Aim of the exercise
Every line of the records must be repeated exactly; pictures stay out.

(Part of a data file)
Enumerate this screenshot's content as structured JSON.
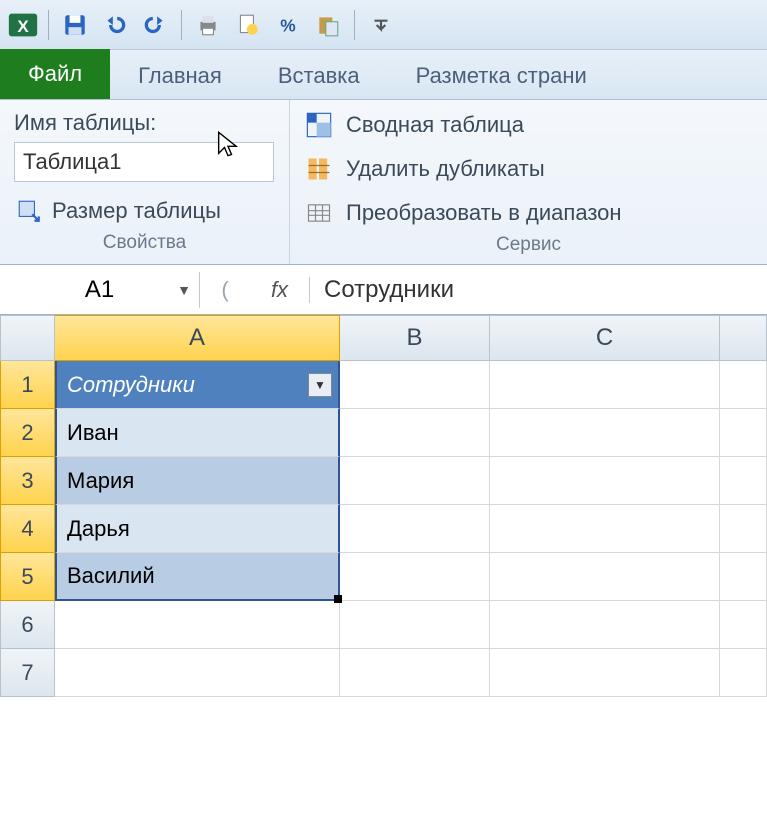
{
  "tabs": {
    "file": "Файл",
    "home": "Главная",
    "insert": "Вставка",
    "pageLayout": "Разметка страни"
  },
  "ribbon": {
    "properties": {
      "tableNameLabel": "Имя таблицы:",
      "tableNameValue": "Таблица1",
      "resizeTable": "Размер таблицы",
      "groupLabel": "Свойства"
    },
    "service": {
      "pivot": "Сводная таблица",
      "removeDup": "Удалить дубликаты",
      "convertRange": "Преобразовать в диапазон",
      "groupLabel": "Сервис"
    }
  },
  "formulaBar": {
    "nameBox": "A1",
    "fx": "fx",
    "content": "Сотрудники"
  },
  "columns": {
    "A": "A",
    "B": "B",
    "C": "C"
  },
  "rows": {
    "r1": "1",
    "r2": "2",
    "r3": "3",
    "r4": "4",
    "r5": "5",
    "r6": "6",
    "r7": "7"
  },
  "table": {
    "header": "Сотрудники",
    "data": [
      "Иван",
      "Мария",
      "Дарья",
      "Василий"
    ]
  }
}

Solution below
Enumerate this screenshot's content as structured JSON.
{
  "tabs": {
    "file": "Файл",
    "home": "Главная",
    "insert": "Вставка",
    "pageLayout": "Разметка страни"
  },
  "ribbon": {
    "properties": {
      "tableNameLabel": "Имя таблицы:",
      "tableNameValue": "Таблица1",
      "resizeTable": "Размер таблицы",
      "groupLabel": "Свойства"
    },
    "service": {
      "pivot": "Сводная таблица",
      "removeDup": "Удалить дубликаты",
      "convertRange": "Преобразовать в диапазон",
      "groupLabel": "Сервис"
    }
  },
  "formulaBar": {
    "nameBox": "A1",
    "fx": "fx",
    "content": "Сотрудники"
  },
  "columns": {
    "A": "A",
    "B": "B",
    "C": "C"
  },
  "rows": {
    "r1": "1",
    "r2": "2",
    "r3": "3",
    "r4": "4",
    "r5": "5",
    "r6": "6",
    "r7": "7"
  },
  "table": {
    "header": "Сотрудники",
    "data": [
      "Иван",
      "Мария",
      "Дарья",
      "Василий"
    ]
  }
}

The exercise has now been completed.